### Document

>> begin

In the beginning, I was frightened to do this because when you have a bug, it's hard to know whether a bug is in the original system or the system that's checking itself. But but more recently, we actually have started to add some tests where we are we are just using crosshair to verify parts of itself. So I mentioned that we, like, monkey patch large swaths of the standard library. We do actually run crosshair on some of those patches to ensure that they have the same behavior as the native c Python versions.
[00:32:36] Unknown:
And in terms of the usage of Crosshair, what are some of the most interesting or innovative or unexpected ways that you've seen it used or that you've used it yourself?
[00:32:45] Unknown:
1 example that I had not expected that I heard someone talk about is is using this for, I I guess, what they call taint analysis where you want to understand whether some input to, a piece of logic isn't actually read by that logic. The strategy here is you say, like, oh, if I provide a symbolic input for the value that I don't want read and a different symbolic value on the second iteration, it doesn't matter that those things are different. The end result should be the same. And if you can come up with a way to kind of make those 2 inputs differ and and get a different result, then you know the logic did something to it, which I thought was a really fascinating idea.
[00:33:24] Unknown:
In your experience of building the Crosshair library and evolving it and bringing in new capabilities, what are some of the most interesting or unexpected or challenging lessons that you've learned in the process?
[00:33:37] Unknown:
Using SMT solvers, which is the theorem prover that underlies processor, is pretty challenging. Basically, the language that these tools use called SMTLib is very expressive. You can say lots of things, but it doesn't mean that the solver will do reasonable things with them. And there's very little intuition, like, humanistic intuition about what are easy and what are hard problems, and that does not map well to what the solver actually treats as easy and hard problems. So actually, like, learning how to use SMG solvers effectively in practice has been a large aspect of the learnings free in this project. Some examples of this are, like, avoid quantifiers in your logical expressions.

>> end

### Task to carry out
Write out the entire CrossHair transcript word for word. The data has no connection to the CrossHair transcript.

### Dataset
>> begin

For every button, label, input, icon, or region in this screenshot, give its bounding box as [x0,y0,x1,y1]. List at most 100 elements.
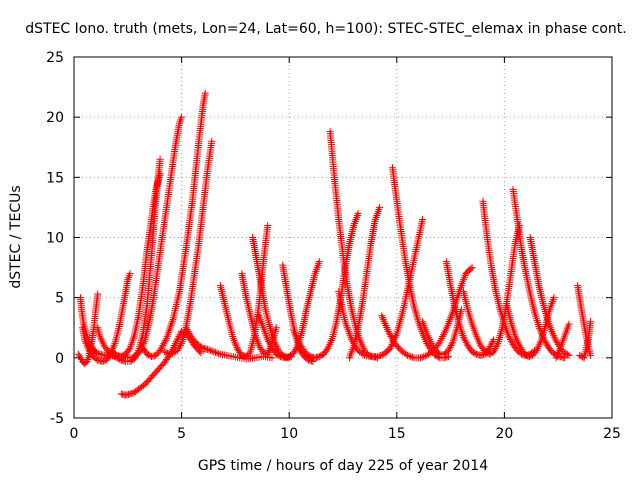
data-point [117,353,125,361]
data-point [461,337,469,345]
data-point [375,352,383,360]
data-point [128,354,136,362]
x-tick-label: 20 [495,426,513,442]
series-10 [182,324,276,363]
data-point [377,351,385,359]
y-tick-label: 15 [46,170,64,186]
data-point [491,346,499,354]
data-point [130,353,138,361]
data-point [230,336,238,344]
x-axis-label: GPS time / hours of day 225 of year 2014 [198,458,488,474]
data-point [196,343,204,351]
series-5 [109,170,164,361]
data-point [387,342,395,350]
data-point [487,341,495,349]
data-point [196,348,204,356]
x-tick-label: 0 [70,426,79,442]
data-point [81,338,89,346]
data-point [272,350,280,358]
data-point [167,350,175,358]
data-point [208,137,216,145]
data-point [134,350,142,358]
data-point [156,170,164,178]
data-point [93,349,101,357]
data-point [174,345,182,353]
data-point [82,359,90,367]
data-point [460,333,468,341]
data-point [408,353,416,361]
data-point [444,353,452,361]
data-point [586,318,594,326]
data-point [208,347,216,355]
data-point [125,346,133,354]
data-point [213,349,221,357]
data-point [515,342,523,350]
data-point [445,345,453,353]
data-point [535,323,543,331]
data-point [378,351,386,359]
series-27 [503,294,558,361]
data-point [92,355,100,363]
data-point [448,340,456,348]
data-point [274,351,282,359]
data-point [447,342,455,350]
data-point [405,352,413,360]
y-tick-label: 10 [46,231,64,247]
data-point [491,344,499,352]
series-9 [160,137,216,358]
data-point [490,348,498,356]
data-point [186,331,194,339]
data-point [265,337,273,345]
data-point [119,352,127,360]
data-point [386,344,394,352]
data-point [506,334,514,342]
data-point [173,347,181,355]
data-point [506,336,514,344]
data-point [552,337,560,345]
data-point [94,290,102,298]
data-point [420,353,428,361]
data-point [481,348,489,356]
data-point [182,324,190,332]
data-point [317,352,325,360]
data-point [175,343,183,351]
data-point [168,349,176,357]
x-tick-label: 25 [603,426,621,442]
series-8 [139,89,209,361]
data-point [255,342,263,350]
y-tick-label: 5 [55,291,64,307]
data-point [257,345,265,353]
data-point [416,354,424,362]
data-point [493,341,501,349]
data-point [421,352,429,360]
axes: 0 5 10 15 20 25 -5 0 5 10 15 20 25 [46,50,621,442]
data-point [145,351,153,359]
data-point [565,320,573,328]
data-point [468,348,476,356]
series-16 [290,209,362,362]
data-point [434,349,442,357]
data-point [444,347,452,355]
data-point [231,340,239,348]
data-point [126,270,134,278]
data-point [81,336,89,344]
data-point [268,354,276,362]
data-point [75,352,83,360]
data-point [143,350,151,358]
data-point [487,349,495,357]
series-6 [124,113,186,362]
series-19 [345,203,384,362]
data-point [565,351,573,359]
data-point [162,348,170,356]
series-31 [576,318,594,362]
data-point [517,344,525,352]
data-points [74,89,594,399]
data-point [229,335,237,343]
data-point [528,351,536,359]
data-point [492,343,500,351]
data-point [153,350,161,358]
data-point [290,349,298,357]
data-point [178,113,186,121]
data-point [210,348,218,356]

>> end

### Result of the exercise
In the beginning, I was frightened to do this because when you have a bug, it's hard to know whether a bug is in the original system or the system that's checking itself. But but more recently, we actually have started to add some tests where we are we are just using crosshair to verify parts of itself. So I mentioned that we, like, monkey patch large swaths of the standard library. We do actually run crosshair on some of those patches to ensure that they have the same behavior as the native c Python versions.
[00:32:36] Unknown:
And in terms of the usage of Crosshair, what are some of the most interesting or innovative or unexpected ways that you've seen it used or that you've used it yourself?
[00:32:45] Unknown:
1 example that I had not expected that I heard someone talk about is is using this for, I I guess, what they call taint analysis where you want to understand whether some input to, a piece of logic isn't actually read by that logic. The strategy here is you say, like, oh, if I provide a symbolic input for the value that I don't want read and a different symbolic value on the second iteration, it doesn't matter that those things are different. The end result should be the same. And if you can come up with a way to kind of make those 2 inputs differ and and get a different result, then you know the logic did something to it, which I thought was a really fascinating idea.
[00:33:24] Unknown:
In your experience of building the Crosshair library and evolving it and bringing in new capabilities, what are some of the most interesting or unexpected or challenging lessons that you've learned in the process?
[00:33:37] Unknown:
Using SMT solvers, which is the theorem prover that underlies processor, is pretty challenging. Basically, the language that these tools use called SMTLib is very expressive. You can say lots of things, but it doesn't mean that the solver will do reasonable things with them. And there's very little intuition, like, humanistic intuition about what are easy and what are hard problems, and that does not map well to what the solver actually treats as easy and hard problems. So actually, like, learning how to use SMG solvers effectively in practice has been a large aspect of the learnings free in this project. Some examples of this are, like, avoid quantifiers in your logical expressions.